## Text
= Beginning of Section =

Down and Dirty: Are Corporate Gardens the Next Big Thing?
Aug 16, 2010; 11:06 AM ET
Richard Louv, author of Last Child in the Woods, argues that today's children suffer from "nature deficit disorder." He cites studies showing that time spent in natural settings significantly reduces the occurrence of attention deficit (hyperactivity) disorder in children, and helps to alleviate stress and protect children's psychological well-being. His movement, Leave No Child Inside, seeks to reconnect children with nature by encouraging them to play outdoors. Though Louv focuses his theory solely on youth, plenty of adults suffer from nature deficit disorder, too. We spend most of our time in office buildings and cars, isolated from the changing seasons and organic life around us. In order to combat this trend, some companies and their employees have sown corporate gardens to break up the workday with much-needed doses of sunshine and soil.
Rethinking the Office Environment
Kim Severson, of the New York Times, profiled the emerging trend in corporate gardens at major companies like PepsiCo, Google, Yahoo, Aveda, Kohl's, Best Buy, Intel, Toyota, and Target, among others. As CEOs have less to spend on customary employee benefits, like health care, pensions, and holiday bonuses, onsite organic gardens are a creative workplace incentive. "It's almost as if they are saying, 'Yeah, we couldn't give you a pay increase and yeah, times are tough, but this is something we can do to help improve the quality of your life,' Severson quotes Bruce Butterfield, the research director for the nonprofit National Gardening Association, as saying.

= End of Section =

Structured page layout data:

= Beginning of Section =

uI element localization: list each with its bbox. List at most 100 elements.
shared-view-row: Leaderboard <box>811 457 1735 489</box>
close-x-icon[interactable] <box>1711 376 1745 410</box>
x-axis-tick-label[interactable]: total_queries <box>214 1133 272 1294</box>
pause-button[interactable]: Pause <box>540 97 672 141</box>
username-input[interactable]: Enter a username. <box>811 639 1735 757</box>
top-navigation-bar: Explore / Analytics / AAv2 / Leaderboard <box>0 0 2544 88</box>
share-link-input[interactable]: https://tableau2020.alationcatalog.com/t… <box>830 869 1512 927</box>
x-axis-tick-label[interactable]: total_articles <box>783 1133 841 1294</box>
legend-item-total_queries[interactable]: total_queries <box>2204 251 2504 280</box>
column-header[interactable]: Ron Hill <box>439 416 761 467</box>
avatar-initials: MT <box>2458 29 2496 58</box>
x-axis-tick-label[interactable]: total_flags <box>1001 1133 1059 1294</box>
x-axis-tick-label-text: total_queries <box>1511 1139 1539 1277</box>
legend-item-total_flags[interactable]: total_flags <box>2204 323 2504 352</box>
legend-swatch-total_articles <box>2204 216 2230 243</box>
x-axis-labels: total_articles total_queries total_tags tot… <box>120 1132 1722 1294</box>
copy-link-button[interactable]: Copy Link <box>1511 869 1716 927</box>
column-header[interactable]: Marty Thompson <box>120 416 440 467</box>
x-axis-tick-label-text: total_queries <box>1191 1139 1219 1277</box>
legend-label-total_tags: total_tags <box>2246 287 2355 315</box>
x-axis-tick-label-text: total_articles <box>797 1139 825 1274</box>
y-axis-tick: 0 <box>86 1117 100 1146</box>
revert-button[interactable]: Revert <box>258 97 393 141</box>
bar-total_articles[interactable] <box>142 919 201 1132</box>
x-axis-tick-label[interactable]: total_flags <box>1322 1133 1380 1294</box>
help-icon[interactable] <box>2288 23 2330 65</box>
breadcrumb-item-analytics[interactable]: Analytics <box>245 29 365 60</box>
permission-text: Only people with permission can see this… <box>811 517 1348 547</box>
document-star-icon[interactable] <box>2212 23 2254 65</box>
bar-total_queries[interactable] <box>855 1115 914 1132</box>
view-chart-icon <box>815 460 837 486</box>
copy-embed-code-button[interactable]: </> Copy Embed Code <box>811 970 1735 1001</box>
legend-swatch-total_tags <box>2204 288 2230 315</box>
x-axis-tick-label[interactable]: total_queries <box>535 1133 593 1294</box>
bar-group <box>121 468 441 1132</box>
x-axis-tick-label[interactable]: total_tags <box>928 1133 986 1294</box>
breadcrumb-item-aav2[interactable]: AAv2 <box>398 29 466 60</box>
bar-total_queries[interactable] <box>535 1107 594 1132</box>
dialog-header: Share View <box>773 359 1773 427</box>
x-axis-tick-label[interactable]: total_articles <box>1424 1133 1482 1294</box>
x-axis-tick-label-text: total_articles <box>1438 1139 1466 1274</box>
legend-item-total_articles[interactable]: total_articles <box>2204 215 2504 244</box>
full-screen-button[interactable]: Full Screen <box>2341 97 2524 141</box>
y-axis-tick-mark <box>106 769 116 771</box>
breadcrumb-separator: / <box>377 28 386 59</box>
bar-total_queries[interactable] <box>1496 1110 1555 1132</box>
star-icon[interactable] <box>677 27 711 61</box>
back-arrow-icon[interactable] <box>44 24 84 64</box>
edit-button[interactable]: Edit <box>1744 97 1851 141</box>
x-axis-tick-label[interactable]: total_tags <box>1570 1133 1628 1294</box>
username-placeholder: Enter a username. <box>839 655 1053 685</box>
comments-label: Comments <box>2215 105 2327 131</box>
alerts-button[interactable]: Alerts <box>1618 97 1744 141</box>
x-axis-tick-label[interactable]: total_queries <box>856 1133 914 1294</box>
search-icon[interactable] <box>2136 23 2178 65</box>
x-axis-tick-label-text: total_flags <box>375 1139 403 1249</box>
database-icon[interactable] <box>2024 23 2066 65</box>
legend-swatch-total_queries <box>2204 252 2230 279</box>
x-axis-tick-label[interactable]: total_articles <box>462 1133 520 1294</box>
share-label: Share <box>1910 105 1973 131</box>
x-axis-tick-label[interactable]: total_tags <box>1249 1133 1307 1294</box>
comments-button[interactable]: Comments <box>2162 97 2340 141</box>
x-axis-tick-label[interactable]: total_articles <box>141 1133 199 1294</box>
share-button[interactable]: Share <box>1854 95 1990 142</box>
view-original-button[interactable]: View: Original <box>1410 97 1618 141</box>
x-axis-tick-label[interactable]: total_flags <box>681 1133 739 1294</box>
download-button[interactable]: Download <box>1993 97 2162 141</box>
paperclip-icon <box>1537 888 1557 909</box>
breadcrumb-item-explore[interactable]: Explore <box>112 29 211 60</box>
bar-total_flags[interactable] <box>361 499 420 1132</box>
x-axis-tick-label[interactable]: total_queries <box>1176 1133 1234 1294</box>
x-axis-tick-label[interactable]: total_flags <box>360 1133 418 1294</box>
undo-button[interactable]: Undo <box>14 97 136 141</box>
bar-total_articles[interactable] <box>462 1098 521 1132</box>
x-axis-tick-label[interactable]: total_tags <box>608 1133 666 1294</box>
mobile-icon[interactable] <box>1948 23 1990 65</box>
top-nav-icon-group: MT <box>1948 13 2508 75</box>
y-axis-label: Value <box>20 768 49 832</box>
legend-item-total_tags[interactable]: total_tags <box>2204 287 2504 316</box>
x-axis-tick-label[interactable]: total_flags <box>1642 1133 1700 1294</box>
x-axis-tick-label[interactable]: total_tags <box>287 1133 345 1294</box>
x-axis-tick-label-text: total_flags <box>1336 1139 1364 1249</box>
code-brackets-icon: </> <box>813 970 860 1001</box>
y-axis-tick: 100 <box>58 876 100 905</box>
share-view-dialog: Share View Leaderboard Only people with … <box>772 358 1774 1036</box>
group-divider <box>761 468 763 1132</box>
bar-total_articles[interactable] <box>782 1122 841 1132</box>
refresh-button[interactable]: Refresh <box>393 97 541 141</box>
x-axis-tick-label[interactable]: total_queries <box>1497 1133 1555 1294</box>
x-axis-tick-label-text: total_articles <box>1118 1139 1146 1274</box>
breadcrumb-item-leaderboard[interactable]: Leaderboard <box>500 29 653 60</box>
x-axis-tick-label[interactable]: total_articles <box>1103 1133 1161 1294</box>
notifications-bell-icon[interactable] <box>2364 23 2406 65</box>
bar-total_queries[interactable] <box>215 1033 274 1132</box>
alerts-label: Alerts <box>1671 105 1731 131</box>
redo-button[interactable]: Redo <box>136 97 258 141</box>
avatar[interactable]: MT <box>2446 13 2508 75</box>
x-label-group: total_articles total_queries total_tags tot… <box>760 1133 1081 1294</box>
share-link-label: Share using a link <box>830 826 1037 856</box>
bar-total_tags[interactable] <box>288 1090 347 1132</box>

= End of Section =

## Explore the material
(1) In the article on corporate gardens, who is the research director for the National Gardening Association?
(2) Continue the article on corporate gardens from the point where it stops.

## Answer list
(1) Bruce Butterfield.

(2)
Corporate gardens may not be a surprising addition to younger companies like Yahoo and Google, who have developed a reputation for having unique office environments. (At Google's Silicon Valley headquarters in California, employees enjoy such amenities as onsite haircuts and massages, gym workouts and exercise classes, and lessons in Mandarin and Japanese, to name just a few.) But even traditional companies (without the greenest of reputations), such as Intel and PepsiCo, have adopted the practice as a way to prevent employee burnout.
Stress Relief That's Dirt Cheap
Heading outdoors to dig in the soil for even an hour each day significantly improves physical and mental health. Horticultural therapy, according to Dianne Murphy-Rogers of Helium.com, an online gardening resource, helps to combat mental illnesses like depression, as well as serious physical ailments like heart disease, diabetes, obesity, and osteoporosis.